Figure content listings

------

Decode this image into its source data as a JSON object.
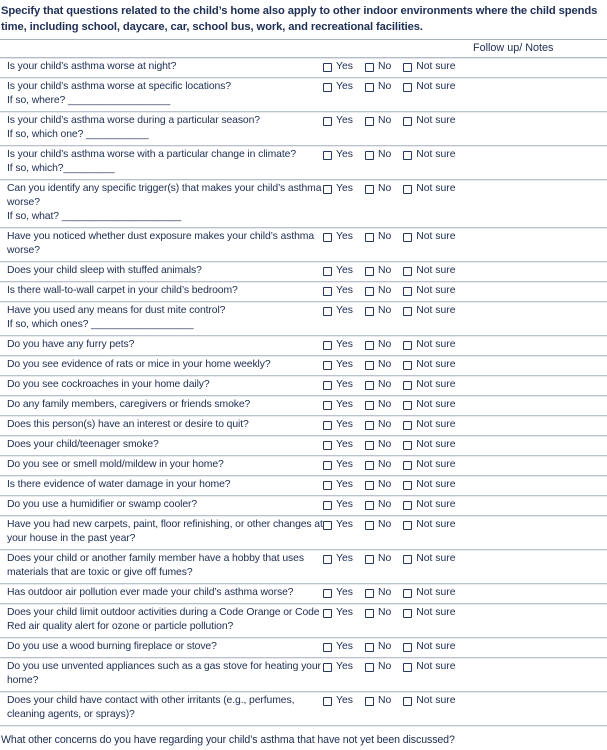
{
  "intro": "Specify that questions related to the child’s home also apply to other indoor environments where the child spends time, including school, daycare, car, school bus, work, and recreational facilities.",
  "followup_header": "Follow up/ Notes",
  "options": [
    "Yes",
    "No",
    "Not sure"
  ],
  "questions": [
    {
      "text": "Is your child’s asthma worse at night?",
      "subtext": ""
    },
    {
      "text": "Is your child’s asthma worse at specific locations?",
      "subtext": "If so, where? __________________"
    },
    {
      "text": "Is your child’s asthma worse during a particular season?",
      "subtext": "If so, which one? ___________"
    },
    {
      "text": "Is your child’s asthma worse with a particular change in climate?",
      "subtext": "If so, which?_________"
    },
    {
      "text": "Can you identify any specific trigger(s) that makes your child’s asthma worse?",
      "subtext": "If so, what? _____________________"
    },
    {
      "text": "Have you noticed whether dust exposure makes your child’s asthma worse?",
      "subtext": ""
    },
    {
      "text": "Does your child sleep with stuffed animals?",
      "subtext": ""
    },
    {
      "text": "Is there wall-to-wall carpet in your child’s bedroom?",
      "subtext": ""
    },
    {
      "text": "Have you used any means for dust mite control?",
      "subtext": "If so, which ones? __________________"
    },
    {
      "text": "Do you have any furry pets?",
      "subtext": ""
    },
    {
      "text": "Do you see evidence of rats or mice in your home weekly?",
      "subtext": ""
    },
    {
      "text": "Do you see cockroaches in your home daily?",
      "subtext": ""
    },
    {
      "text": "Do any family members, caregivers or friends smoke?",
      "subtext": ""
    },
    {
      "text": "Does this person(s) have an interest or desire to quit?",
      "subtext": ""
    },
    {
      "text": "Does your child/teenager smoke?",
      "subtext": ""
    },
    {
      "text": "Do you see or smell mold/mildew in your home?",
      "subtext": ""
    },
    {
      "text": "Is there evidence of water damage in your home?",
      "subtext": ""
    },
    {
      "text": "Do you use a humidifier or swamp cooler?",
      "subtext": ""
    },
    {
      "text": "Have you had new carpets, paint, floor refinishing, or other changes at your house in the past year?",
      "subtext": ""
    },
    {
      "text": "Does your child or another family member have a hobby that uses materials that are toxic or give off fumes?",
      "subtext": ""
    },
    {
      "text": "Has outdoor air pollution ever made your child’s asthma worse?",
      "subtext": ""
    },
    {
      "text": "Does your child limit outdoor activities during a Code Orange or Code Red air quality alert for ozone or particle pollution?",
      "subtext": ""
    },
    {
      "text": "Do you use a wood burning fireplace or stove?",
      "subtext": ""
    },
    {
      "text": "Do you use unvented appliances such as a gas stove for heating your home?",
      "subtext": ""
    },
    {
      "text": "Does your child have contact with other irritants (e.g., perfumes, cleaning agents, or sprays)?",
      "subtext": ""
    }
  ],
  "footer_question": "What other concerns do you have regarding your child’s asthma that have not yet been discussed?",
  "colors": {
    "text_navy": "#203055",
    "row_line": "#b9c2ce",
    "bottom_rule": "#96a1b1"
  }
}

------

Copy out all of the material exactly as written, without its pictures.

Decode this image into its source data as a JSON object.
{
  "intro": "Specify that questions related to the child’s home also apply to other indoor environments where the child spends time, including school, daycare, car, school bus, work, and recreational facilities.",
  "followup_header": "Follow up/ Notes",
  "options": [
    "Yes",
    "No",
    "Not sure"
  ],
  "questions": [
    {
      "text": "Is your child’s asthma worse at night?",
      "subtext": ""
    },
    {
      "text": "Is your child’s asthma worse at specific locations?",
      "subtext": "If so, where? __________________"
    },
    {
      "text": "Is your child’s asthma worse during a particular season?",
      "subtext": "If so, which one? ___________"
    },
    {
      "text": "Is your child’s asthma worse with a particular change in climate?",
      "subtext": "If so, which?_________"
    },
    {
      "text": "Can you identify any specific trigger(s) that makes your child’s asthma worse?",
      "subtext": "If so, what? _____________________"
    },
    {
      "text": "Have you noticed whether dust exposure makes your child’s asthma worse?",
      "subtext": ""
    },
    {
      "text": "Does your child sleep with stuffed animals?",
      "subtext": ""
    },
    {
      "text": "Is there wall-to-wall carpet in your child’s bedroom?",
      "subtext": ""
    },
    {
      "text": "Have you used any means for dust mite control?",
      "subtext": "If so, which ones? __________________"
    },
    {
      "text": "Do you have any furry pets?",
      "subtext": ""
    },
    {
      "text": "Do you see evidence of rats or mice in your home weekly?",
      "subtext": ""
    },
    {
      "text": "Do you see cockroaches in your home daily?",
      "subtext": ""
    },
    {
      "text": "Do any family members, caregivers or friends smoke?",
      "subtext": ""
    },
    {
      "text": "Does this person(s) have an interest or desire to quit?",
      "subtext": ""
    },
    {
      "text": "Does your child/teenager smoke?",
      "subtext": ""
    },
    {
      "text": "Do you see or smell mold/mildew in your home?",
      "subtext": ""
    },
    {
      "text": "Is there evidence of water damage in your home?",
      "subtext": ""
    },
    {
      "text": "Do you use a humidifier or swamp cooler?",
      "subtext": ""
    },
    {
      "text": "Have you had new carpets, paint, floor refinishing, or other changes at your house in the past year?",
      "subtext": ""
    },
    {
      "text": "Does your child or another family member have a hobby that uses materials that are toxic or give off fumes?",
      "subtext": ""
    },
    {
      "text": "Has outdoor air pollution ever made your child’s asthma worse?",
      "subtext": ""
    },
    {
      "text": "Does your child limit outdoor activities during a Code Orange or Code Red air quality alert for ozone or particle pollution?",
      "subtext": ""
    },
    {
      "text": "Do you use a wood burning fireplace or stove?",
      "subtext": ""
    },
    {
      "text": "Do you use unvented appliances such as a gas stove for heating your home?",
      "subtext": ""
    },
    {
      "text": "Does your child have contact with other irritants (e.g., perfumes, cleaning agents, or sprays)?",
      "subtext": ""
    }
  ],
  "footer_question": "What other concerns do you have regarding your child’s asthma that have not yet been discussed?",
  "colors": {
    "text_navy": "#203055",
    "row_line": "#b9c2ce",
    "bottom_rule": "#96a1b1"
  }
}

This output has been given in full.